>> BEGIN RECORD EXTRACTS

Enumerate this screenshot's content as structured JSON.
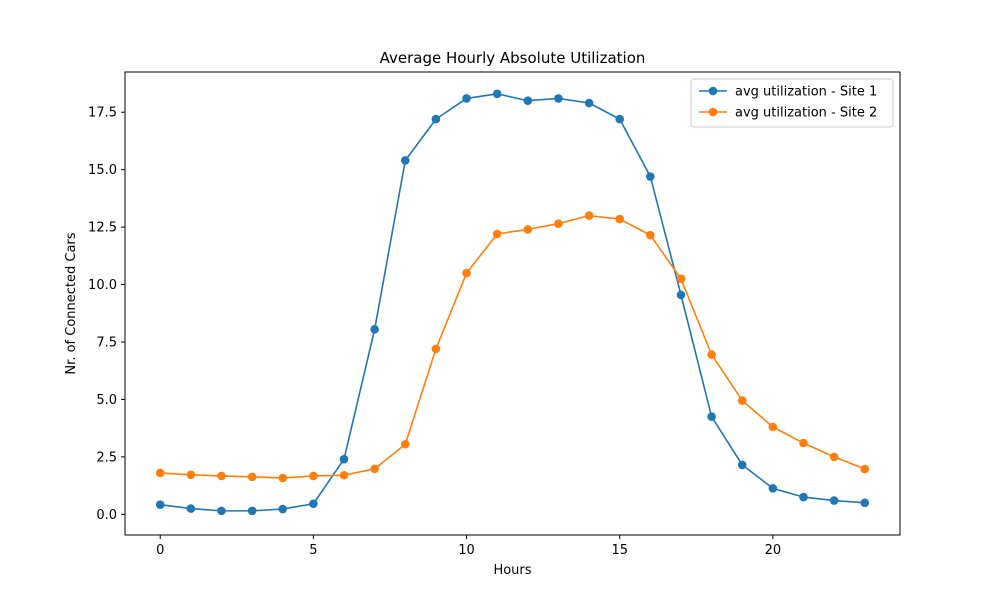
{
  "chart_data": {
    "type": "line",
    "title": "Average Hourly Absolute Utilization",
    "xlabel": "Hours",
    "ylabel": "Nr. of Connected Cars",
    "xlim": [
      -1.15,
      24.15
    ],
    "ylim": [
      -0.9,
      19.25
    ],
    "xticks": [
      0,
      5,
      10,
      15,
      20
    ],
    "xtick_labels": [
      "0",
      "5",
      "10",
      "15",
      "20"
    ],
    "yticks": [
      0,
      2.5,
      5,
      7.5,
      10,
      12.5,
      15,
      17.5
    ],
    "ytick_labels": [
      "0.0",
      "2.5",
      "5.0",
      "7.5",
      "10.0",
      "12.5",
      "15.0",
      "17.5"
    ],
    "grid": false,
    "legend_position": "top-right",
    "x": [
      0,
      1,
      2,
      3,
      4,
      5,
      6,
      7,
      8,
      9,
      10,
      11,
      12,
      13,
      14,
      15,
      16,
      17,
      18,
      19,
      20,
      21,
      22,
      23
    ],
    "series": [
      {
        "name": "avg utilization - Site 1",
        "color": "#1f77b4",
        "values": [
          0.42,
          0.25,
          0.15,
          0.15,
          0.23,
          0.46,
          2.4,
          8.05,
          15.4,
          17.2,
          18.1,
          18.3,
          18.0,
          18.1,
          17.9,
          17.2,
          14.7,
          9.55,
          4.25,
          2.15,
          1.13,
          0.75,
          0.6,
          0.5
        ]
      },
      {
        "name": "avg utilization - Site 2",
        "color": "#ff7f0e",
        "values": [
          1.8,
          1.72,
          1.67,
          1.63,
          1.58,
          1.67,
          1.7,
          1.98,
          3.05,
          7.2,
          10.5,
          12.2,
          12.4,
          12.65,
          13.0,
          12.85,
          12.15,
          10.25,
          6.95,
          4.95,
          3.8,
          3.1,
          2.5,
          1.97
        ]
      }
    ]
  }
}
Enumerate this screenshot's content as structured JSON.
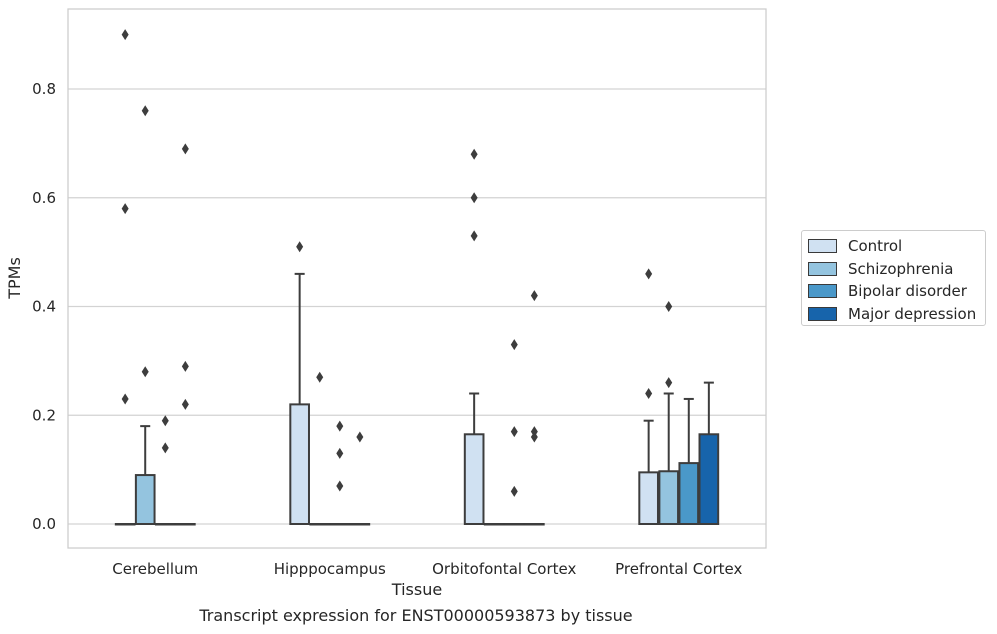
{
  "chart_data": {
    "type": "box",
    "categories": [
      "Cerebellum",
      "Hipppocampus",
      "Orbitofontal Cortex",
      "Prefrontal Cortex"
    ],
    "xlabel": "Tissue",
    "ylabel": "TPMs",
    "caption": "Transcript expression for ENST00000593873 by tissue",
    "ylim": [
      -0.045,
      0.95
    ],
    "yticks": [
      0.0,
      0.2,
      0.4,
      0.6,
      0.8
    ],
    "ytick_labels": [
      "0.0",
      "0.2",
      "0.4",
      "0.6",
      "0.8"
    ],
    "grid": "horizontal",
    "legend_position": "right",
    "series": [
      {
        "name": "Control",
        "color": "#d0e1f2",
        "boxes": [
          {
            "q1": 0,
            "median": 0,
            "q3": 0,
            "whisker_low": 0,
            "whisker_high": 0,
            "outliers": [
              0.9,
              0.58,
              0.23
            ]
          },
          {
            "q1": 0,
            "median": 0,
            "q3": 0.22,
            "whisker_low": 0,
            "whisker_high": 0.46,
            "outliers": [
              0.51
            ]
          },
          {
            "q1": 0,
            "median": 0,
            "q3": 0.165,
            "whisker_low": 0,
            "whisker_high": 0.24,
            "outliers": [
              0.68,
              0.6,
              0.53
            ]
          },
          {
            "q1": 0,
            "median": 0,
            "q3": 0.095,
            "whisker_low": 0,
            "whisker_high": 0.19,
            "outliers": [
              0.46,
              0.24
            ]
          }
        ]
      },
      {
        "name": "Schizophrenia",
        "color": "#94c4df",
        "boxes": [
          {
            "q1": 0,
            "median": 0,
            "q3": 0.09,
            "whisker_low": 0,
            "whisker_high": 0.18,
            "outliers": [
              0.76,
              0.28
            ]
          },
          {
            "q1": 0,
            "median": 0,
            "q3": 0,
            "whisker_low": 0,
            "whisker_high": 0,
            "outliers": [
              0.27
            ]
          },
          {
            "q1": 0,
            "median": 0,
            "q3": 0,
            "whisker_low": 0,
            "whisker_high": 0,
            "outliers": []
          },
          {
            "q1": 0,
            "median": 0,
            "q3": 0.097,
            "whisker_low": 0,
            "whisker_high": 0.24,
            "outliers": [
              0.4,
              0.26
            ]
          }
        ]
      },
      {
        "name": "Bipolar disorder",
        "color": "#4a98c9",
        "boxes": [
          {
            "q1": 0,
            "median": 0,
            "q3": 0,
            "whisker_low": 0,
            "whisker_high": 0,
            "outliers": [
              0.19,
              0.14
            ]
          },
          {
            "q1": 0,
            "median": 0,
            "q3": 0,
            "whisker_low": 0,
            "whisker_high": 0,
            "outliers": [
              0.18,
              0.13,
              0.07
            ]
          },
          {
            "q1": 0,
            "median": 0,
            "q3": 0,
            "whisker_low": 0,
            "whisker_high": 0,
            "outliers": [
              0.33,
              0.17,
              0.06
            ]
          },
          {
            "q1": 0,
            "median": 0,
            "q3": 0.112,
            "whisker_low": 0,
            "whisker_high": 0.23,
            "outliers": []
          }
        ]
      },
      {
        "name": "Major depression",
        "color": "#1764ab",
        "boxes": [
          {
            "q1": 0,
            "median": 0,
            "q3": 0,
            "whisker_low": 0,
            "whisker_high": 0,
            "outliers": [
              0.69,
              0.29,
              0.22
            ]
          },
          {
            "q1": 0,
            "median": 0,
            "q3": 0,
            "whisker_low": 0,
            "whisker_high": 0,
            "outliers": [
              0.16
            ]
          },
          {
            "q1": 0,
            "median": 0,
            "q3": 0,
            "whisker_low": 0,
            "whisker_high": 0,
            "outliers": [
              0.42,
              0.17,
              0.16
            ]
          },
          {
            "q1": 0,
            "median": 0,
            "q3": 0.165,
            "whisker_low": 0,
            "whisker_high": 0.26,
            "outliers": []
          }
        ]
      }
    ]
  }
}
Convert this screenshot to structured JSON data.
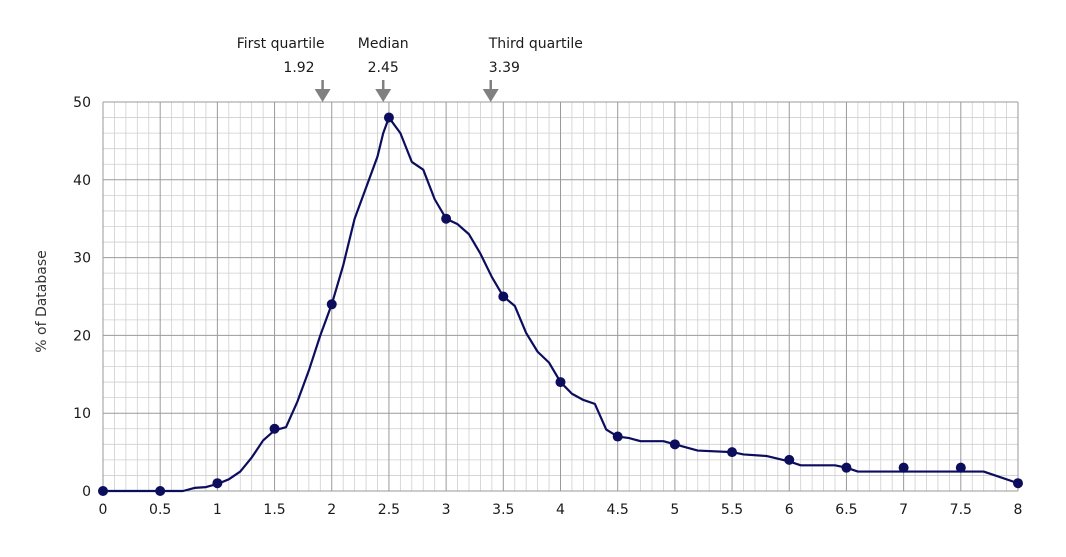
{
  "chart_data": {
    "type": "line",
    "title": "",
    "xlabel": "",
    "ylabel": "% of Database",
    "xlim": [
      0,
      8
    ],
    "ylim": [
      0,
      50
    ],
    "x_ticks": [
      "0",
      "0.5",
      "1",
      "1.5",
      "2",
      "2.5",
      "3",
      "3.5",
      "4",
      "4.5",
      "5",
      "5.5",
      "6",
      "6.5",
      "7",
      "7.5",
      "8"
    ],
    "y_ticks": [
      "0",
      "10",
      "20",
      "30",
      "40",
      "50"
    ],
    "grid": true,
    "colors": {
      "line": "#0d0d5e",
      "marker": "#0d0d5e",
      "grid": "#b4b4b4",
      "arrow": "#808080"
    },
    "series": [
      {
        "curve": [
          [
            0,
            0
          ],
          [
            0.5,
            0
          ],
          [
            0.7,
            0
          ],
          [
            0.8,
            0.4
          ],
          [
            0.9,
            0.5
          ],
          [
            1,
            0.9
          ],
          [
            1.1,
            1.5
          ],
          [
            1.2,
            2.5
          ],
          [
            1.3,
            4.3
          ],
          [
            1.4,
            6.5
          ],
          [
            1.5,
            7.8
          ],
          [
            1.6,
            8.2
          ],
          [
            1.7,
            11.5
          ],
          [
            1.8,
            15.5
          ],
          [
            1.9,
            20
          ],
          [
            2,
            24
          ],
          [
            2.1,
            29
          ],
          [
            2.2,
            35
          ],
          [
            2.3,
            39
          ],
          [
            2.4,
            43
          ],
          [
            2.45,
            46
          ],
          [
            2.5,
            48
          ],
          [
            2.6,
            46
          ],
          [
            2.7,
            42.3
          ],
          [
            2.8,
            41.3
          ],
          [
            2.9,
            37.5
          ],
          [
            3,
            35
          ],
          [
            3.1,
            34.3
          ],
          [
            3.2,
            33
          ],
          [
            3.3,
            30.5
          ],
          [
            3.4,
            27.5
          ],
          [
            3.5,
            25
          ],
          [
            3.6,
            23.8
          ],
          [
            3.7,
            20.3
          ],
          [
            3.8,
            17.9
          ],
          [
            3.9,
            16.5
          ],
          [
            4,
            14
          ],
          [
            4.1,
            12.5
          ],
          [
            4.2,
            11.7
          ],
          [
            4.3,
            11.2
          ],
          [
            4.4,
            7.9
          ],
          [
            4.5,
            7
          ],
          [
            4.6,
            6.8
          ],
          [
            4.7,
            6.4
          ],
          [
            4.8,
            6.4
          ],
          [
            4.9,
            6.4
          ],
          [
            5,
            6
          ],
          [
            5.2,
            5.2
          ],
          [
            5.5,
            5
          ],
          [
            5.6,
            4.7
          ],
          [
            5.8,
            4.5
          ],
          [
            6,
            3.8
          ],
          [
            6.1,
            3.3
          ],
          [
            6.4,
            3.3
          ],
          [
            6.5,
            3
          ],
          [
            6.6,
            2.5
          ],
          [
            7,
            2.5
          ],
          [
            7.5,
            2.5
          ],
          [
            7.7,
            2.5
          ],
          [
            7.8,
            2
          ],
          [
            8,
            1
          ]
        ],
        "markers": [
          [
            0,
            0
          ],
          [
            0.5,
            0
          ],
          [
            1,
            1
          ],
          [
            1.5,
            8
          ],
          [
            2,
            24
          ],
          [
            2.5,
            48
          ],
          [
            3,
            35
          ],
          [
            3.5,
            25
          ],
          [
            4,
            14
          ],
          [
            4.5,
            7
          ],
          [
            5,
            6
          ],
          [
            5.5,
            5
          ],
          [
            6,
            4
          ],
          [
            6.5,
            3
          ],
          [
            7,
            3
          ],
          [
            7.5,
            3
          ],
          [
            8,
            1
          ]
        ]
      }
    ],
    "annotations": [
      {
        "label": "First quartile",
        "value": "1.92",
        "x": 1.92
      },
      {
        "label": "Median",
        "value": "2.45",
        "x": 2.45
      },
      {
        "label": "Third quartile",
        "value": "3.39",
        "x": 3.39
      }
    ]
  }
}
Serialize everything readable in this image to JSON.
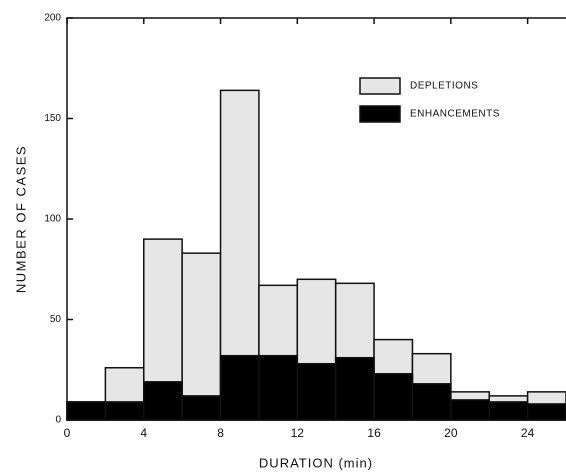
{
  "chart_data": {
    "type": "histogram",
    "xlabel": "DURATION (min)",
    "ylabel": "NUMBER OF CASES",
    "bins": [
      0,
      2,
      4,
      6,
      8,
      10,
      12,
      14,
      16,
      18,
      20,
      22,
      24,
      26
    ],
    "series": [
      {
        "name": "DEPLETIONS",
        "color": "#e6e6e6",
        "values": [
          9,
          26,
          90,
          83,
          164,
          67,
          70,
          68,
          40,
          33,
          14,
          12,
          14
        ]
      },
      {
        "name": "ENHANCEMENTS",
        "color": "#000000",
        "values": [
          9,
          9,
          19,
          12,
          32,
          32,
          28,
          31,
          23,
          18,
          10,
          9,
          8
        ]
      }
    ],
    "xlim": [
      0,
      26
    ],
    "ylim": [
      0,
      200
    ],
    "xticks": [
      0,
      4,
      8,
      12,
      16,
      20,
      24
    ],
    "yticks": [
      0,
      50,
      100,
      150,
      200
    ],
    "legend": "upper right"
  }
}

>> END RECORD EXTRACTS

## AIM OF THE TASK
List every line above that holds the word "ylabel".

## SOLUTION TO THIS TASK
    "ylabel": "Nr. of Connected Cars",
    "ylabel": "TPMs",
    "ylabel": "% of Database",
    "ylabel": "NUMBER OF CASES",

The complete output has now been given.